AIM OF THE EXERCISE. Write out the material from the line with "place-label: El Monte (706, 218, 758, 233)" up to and including the line with "sensor-card-title: Lankershim Blvd". Swap "aqi-value" for "aqi-reading" and leave everything else unchanged.

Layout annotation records

Begin

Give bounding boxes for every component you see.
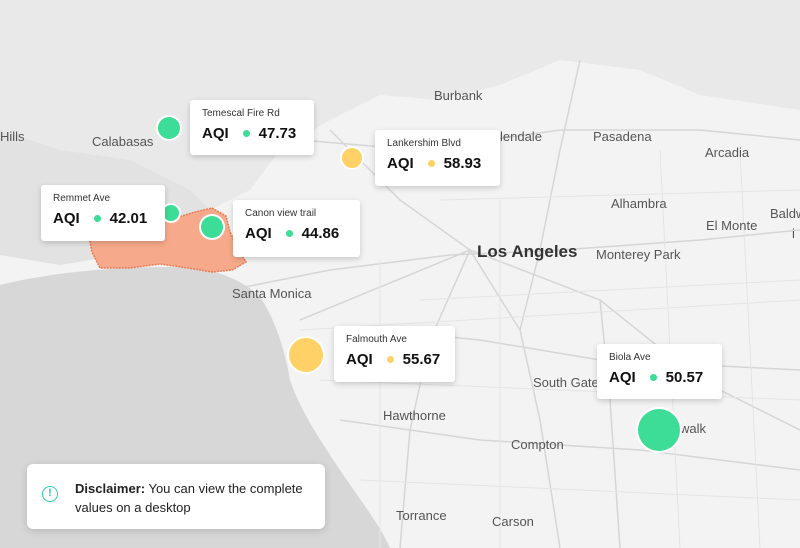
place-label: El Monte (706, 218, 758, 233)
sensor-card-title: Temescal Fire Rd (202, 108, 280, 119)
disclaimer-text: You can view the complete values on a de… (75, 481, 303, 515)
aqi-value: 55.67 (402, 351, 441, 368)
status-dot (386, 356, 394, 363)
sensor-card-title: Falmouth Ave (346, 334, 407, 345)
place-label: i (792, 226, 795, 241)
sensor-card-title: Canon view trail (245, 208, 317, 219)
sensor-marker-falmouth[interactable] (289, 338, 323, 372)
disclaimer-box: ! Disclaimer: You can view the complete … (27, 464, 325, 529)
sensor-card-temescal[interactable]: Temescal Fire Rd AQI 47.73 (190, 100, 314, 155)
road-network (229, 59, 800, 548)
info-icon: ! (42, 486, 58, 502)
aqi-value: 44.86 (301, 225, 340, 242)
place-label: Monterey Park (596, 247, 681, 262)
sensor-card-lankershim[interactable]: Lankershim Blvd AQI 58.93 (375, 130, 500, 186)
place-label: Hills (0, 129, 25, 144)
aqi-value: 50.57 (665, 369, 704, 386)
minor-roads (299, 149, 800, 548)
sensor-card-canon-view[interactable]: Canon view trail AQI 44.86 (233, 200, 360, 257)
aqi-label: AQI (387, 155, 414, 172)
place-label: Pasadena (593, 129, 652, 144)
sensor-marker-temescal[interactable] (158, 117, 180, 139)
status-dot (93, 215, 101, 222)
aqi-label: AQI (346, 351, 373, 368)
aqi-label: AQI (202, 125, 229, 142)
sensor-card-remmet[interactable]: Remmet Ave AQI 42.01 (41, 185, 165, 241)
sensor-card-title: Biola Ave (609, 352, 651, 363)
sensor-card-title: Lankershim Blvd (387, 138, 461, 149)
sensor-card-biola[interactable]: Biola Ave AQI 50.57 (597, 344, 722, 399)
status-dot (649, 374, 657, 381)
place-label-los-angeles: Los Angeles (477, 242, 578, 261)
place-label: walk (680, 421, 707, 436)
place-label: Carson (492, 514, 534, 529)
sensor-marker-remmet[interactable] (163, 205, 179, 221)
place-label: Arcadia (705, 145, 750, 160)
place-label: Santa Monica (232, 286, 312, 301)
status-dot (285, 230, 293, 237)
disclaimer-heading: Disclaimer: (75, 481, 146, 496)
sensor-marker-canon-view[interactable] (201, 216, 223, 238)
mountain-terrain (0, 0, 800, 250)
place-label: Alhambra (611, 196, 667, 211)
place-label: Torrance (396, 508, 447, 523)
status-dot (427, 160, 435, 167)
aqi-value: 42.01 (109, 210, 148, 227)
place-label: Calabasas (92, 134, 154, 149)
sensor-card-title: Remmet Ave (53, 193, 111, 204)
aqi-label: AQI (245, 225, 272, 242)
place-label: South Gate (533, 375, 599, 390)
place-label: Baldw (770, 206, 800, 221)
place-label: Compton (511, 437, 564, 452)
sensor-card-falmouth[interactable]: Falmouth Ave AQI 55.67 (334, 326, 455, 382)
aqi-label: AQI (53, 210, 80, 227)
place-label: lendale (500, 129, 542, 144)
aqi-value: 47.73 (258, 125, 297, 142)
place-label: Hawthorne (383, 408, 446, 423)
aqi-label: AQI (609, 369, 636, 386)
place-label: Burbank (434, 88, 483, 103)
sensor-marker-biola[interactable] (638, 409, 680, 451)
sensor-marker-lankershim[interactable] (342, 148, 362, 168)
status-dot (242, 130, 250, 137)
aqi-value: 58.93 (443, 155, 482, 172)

End
Begin

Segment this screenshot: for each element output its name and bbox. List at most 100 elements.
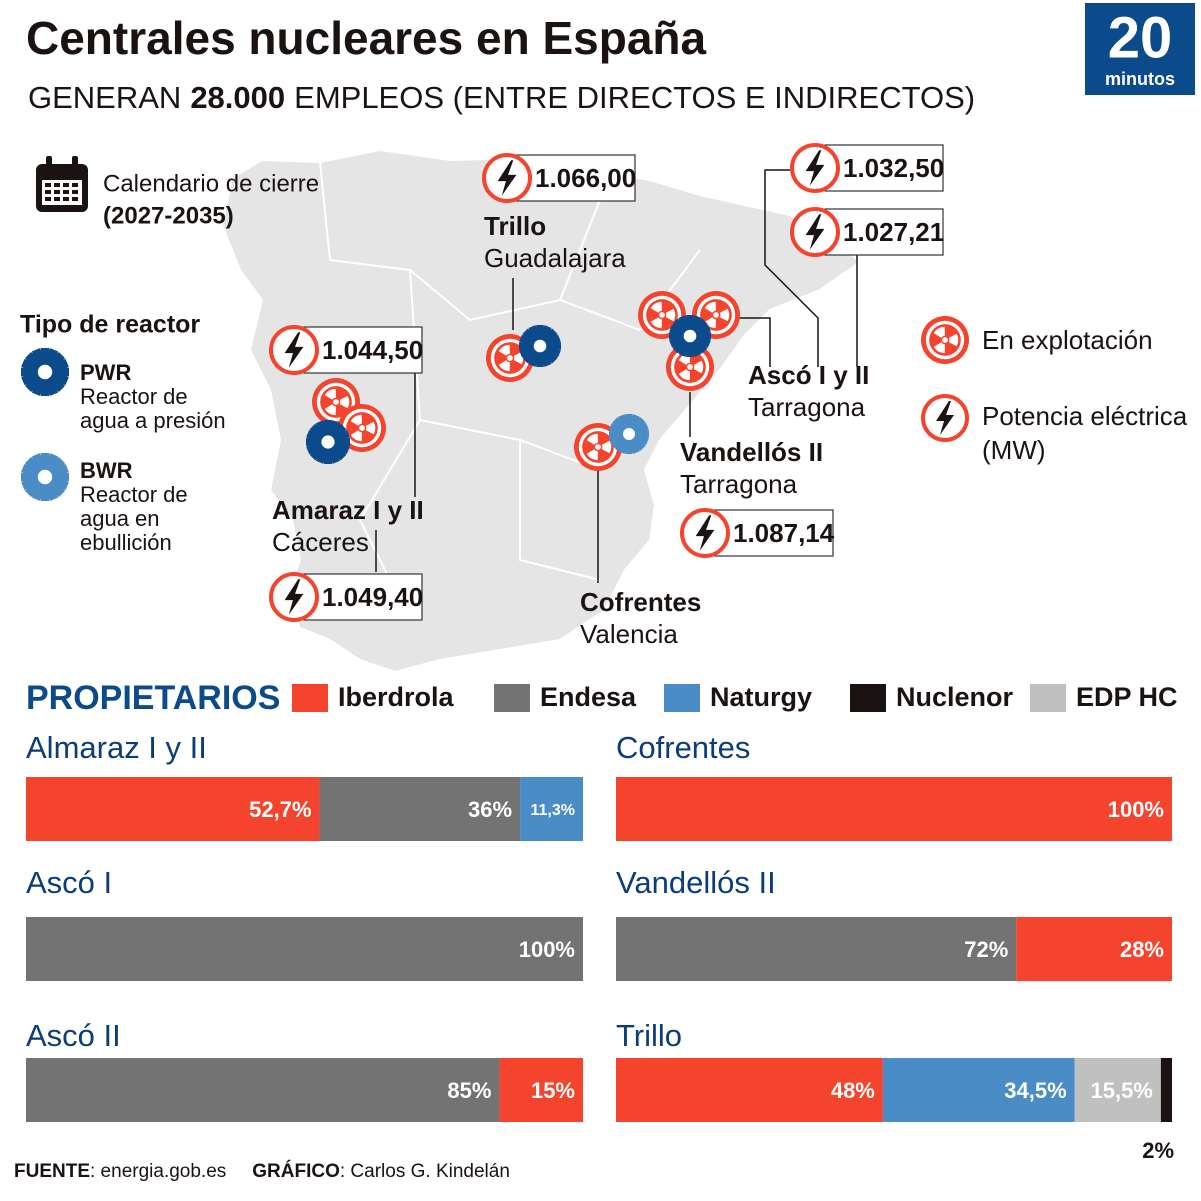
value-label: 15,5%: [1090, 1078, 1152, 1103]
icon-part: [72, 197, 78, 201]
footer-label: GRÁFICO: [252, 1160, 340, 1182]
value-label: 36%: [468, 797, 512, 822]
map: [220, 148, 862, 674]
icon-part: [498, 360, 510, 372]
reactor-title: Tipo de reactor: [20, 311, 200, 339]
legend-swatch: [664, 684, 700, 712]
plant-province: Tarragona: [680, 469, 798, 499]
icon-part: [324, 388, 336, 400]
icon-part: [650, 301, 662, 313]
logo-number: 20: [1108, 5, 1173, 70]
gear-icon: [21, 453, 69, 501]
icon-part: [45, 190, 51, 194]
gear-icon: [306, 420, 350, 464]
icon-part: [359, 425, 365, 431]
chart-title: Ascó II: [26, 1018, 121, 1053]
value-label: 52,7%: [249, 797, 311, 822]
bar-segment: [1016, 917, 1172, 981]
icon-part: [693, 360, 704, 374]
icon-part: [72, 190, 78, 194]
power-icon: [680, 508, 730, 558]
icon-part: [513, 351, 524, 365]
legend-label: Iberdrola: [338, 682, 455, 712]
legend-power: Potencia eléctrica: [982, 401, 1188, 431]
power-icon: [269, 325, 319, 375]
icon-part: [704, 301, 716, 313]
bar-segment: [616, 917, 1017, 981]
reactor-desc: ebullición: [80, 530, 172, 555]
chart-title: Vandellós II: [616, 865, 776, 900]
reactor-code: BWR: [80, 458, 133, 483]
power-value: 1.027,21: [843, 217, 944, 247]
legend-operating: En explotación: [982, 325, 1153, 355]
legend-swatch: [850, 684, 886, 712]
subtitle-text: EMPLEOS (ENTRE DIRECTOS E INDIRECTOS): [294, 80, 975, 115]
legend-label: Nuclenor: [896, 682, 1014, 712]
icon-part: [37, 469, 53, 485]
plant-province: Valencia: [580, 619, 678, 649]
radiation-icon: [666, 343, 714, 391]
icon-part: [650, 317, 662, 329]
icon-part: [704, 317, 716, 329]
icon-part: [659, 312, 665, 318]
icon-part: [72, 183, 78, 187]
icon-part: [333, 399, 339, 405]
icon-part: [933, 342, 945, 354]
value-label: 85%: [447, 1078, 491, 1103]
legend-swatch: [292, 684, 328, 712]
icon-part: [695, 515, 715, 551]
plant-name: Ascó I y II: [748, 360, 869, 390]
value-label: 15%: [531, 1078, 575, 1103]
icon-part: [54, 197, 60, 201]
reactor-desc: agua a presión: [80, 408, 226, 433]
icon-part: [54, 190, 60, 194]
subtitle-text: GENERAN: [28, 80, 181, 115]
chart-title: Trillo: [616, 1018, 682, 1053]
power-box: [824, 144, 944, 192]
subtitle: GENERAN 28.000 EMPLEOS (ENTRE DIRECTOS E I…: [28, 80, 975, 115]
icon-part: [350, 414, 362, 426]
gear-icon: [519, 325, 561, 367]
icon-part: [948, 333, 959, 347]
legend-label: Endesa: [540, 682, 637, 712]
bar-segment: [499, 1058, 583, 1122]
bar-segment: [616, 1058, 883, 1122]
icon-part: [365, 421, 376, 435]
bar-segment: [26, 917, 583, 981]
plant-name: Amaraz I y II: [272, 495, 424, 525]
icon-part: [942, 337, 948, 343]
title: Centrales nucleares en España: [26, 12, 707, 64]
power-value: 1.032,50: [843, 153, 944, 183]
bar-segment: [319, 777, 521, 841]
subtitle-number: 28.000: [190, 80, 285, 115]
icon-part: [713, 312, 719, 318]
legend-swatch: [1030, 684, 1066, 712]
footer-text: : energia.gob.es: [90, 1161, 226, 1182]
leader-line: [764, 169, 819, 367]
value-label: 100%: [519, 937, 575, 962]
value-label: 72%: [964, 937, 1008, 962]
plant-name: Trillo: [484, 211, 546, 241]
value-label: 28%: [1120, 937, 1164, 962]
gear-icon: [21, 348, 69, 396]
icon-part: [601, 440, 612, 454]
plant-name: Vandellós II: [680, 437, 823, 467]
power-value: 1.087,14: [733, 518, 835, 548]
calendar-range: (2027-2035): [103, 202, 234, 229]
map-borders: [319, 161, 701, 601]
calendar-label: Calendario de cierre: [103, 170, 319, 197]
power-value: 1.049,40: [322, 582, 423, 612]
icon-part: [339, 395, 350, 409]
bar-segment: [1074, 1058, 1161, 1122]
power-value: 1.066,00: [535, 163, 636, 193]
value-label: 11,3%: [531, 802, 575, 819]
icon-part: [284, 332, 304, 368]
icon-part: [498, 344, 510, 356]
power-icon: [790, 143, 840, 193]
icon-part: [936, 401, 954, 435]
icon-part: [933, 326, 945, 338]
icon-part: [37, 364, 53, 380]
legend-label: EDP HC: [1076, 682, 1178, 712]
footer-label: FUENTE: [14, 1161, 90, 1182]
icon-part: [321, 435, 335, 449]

End

OUTPUT OF THE TASK.
place-label: El Monte (706, 218, 758, 233)
sensor-card-title: Temescal Fire Rd (202, 108, 280, 119)
disclaimer-text: You can view the complete values on a de… (75, 481, 303, 515)
aqi-reading: 55.67 (402, 351, 441, 368)
status-dot (386, 356, 394, 363)
sensor-card-title: Falmouth Ave (346, 334, 407, 345)
place-label: i (792, 226, 795, 241)
sensor-card-title: Canon view trail (245, 208, 317, 219)
sensor-marker-falmouth[interactable] (289, 338, 323, 372)
disclaimer-box: ! Disclaimer: You can view the complete … (27, 464, 325, 529)
sensor-card-temescal[interactable]: Temescal Fire Rd AQI 47.73 (190, 100, 314, 155)
road-network (229, 59, 800, 548)
info-icon: ! (42, 486, 58, 502)
aqi-reading: 44.86 (301, 225, 340, 242)
place-label: Monterey Park (596, 247, 681, 262)
sensor-card-lankershim[interactable]: Lankershim Blvd AQI 58.93 (375, 130, 500, 186)
place-label: Hills (0, 129, 25, 144)
aqi-reading: 50.57 (665, 369, 704, 386)
minor-roads (299, 149, 800, 548)
sensor-card-canon-view[interactable]: Canon view trail AQI 44.86 (233, 200, 360, 257)
aqi-label: AQI (387, 155, 414, 172)
place-label: Pasadena (593, 129, 652, 144)
sensor-marker-temescal[interactable] (158, 117, 180, 139)
status-dot (93, 215, 101, 222)
aqi-label: AQI (346, 351, 373, 368)
aqi-label: AQI (202, 125, 229, 142)
sensor-card-remmet[interactable]: Remmet Ave AQI 42.01 (41, 185, 165, 241)
sensor-card-title: Biola Ave (609, 352, 651, 363)
sensor-card-title: Lankershim Blvd (387, 138, 461, 149)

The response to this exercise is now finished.